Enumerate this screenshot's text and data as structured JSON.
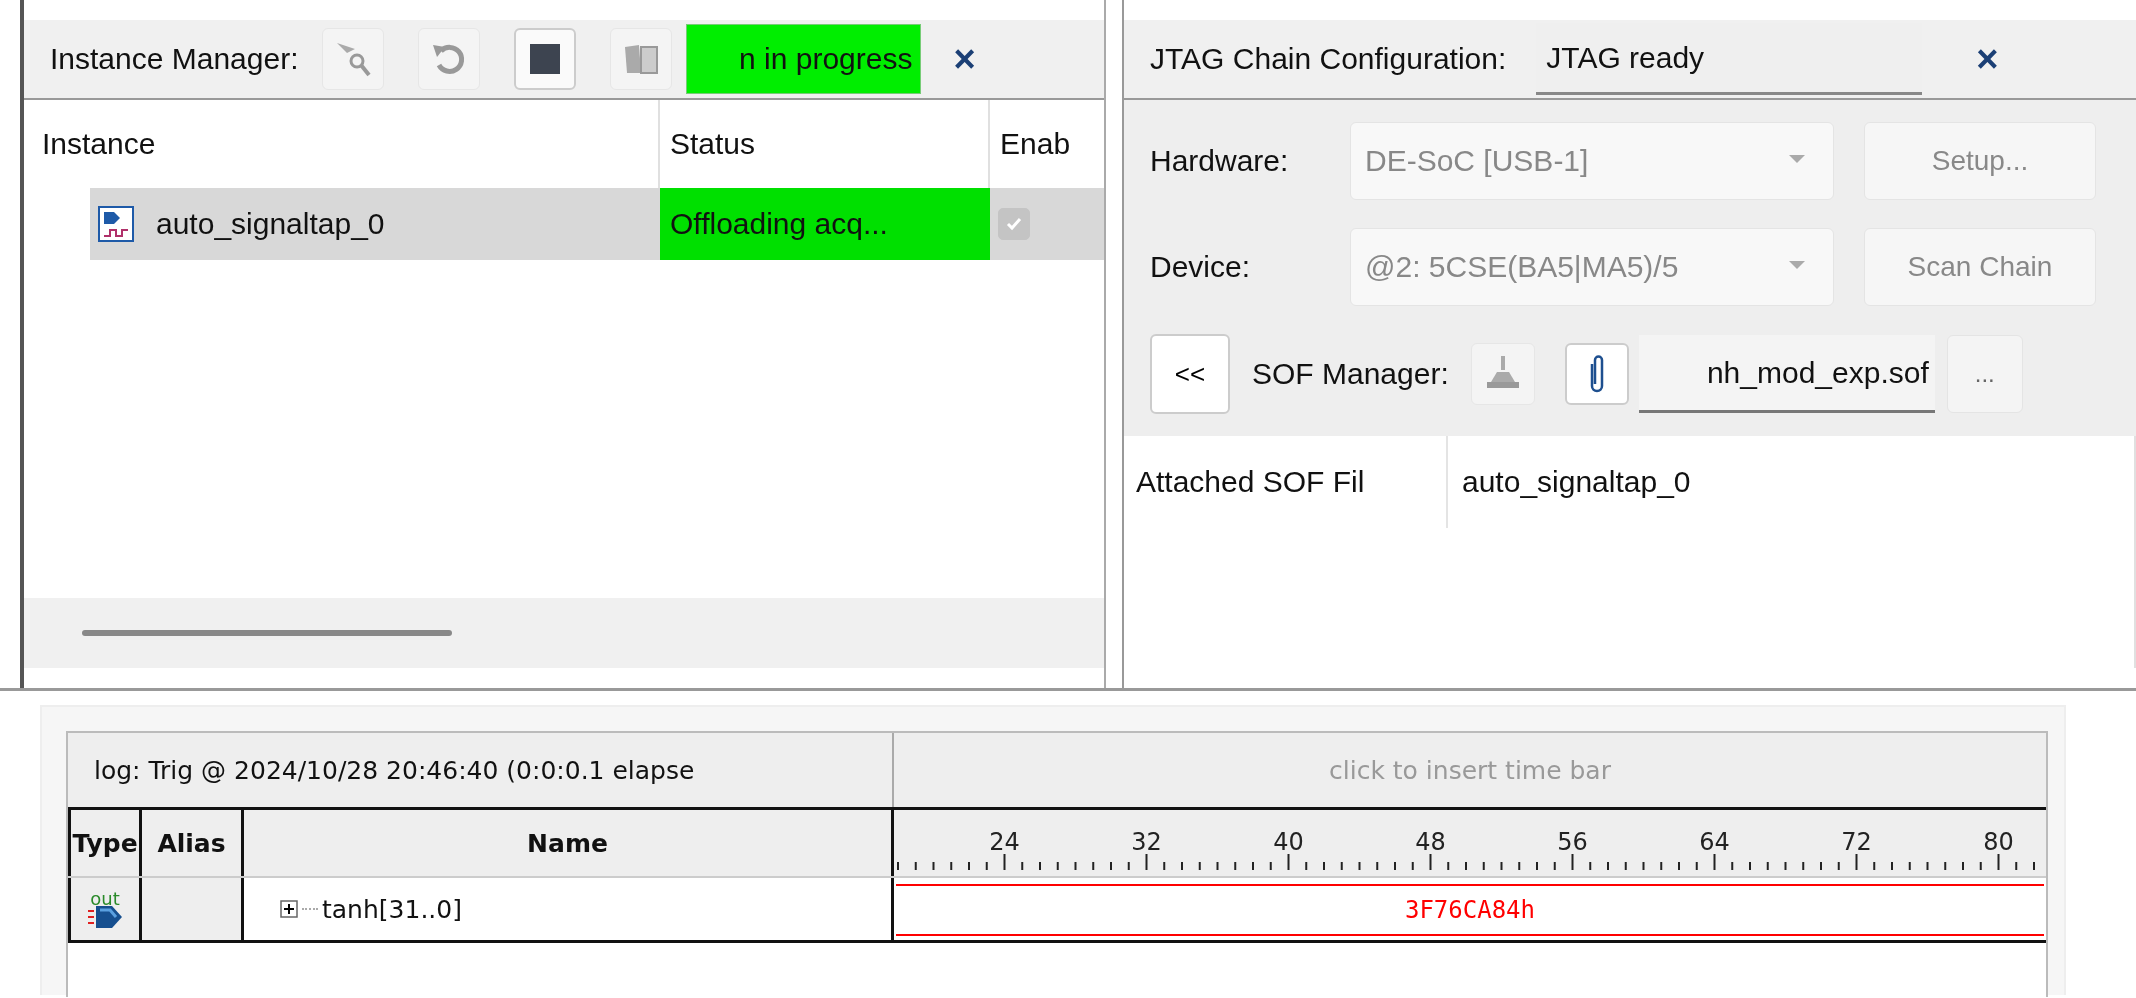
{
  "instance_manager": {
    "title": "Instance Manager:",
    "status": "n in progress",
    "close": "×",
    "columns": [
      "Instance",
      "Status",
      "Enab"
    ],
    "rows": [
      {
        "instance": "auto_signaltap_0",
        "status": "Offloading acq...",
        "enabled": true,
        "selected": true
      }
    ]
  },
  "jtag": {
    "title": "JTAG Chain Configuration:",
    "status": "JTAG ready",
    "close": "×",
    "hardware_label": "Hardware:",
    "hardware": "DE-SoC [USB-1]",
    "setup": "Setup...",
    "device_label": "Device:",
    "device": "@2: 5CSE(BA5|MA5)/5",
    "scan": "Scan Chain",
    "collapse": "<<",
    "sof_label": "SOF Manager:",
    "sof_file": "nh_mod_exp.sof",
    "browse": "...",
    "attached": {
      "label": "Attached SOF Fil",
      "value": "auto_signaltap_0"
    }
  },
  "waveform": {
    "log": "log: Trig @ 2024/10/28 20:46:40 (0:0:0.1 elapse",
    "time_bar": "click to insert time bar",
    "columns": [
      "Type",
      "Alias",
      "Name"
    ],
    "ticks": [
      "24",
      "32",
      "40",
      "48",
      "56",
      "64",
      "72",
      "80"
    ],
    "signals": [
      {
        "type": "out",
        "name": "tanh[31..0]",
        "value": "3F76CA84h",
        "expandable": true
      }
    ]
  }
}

:::::

§ SET TASK
In the material above, how many lines hold the word "true"? Say only the number.

§ FULL SOLUTION
3